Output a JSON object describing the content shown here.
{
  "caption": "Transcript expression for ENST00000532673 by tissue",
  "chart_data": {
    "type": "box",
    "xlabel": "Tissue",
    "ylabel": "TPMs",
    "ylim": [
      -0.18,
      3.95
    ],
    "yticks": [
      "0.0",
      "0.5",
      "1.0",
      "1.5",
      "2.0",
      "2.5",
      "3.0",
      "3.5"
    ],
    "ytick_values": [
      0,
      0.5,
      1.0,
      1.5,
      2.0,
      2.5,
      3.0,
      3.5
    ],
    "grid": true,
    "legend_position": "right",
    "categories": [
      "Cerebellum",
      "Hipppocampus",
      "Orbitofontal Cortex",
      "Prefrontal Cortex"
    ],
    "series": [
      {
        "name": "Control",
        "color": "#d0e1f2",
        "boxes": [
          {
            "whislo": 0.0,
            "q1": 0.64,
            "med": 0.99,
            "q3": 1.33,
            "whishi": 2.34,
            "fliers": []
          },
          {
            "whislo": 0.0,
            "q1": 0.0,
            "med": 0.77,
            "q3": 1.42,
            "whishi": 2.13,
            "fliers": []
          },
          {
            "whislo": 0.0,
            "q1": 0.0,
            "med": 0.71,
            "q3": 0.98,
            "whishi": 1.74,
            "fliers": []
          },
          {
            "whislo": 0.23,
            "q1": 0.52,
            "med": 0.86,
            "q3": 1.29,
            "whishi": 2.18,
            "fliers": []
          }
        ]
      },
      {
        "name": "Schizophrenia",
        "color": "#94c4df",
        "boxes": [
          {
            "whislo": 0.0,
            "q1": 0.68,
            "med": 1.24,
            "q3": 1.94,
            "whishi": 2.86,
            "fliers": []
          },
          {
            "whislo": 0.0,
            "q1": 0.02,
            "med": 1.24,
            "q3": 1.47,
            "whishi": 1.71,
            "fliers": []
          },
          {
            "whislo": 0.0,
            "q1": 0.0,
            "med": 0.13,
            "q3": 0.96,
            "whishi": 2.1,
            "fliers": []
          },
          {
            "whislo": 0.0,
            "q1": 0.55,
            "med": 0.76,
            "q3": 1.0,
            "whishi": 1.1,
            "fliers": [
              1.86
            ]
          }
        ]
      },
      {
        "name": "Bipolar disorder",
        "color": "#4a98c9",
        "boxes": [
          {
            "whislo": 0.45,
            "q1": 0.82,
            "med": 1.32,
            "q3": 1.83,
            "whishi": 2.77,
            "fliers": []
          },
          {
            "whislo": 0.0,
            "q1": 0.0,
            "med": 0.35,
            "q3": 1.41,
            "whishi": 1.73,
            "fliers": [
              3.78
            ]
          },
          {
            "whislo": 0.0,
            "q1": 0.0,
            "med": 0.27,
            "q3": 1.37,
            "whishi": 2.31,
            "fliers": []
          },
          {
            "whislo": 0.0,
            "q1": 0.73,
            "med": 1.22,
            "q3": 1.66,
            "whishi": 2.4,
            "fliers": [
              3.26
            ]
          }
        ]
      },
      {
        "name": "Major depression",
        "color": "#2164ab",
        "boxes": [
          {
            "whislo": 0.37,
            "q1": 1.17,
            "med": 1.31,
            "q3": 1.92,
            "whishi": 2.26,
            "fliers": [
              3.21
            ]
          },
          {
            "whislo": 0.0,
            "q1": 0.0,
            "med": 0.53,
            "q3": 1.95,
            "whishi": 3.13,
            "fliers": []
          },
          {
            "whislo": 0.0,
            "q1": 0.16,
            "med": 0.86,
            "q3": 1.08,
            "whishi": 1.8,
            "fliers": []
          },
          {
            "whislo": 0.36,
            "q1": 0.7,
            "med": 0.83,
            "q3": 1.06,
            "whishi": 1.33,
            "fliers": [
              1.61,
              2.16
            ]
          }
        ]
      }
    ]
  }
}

• _EXERCISE DIRECTIONS_
Pick out each line containing "color" and report it.

• _TASK RESULT_
        "color": "#d0e1f2",
        "color": "#94c4df",
        "color": "#4a98c9",
        "color": "#2164ab",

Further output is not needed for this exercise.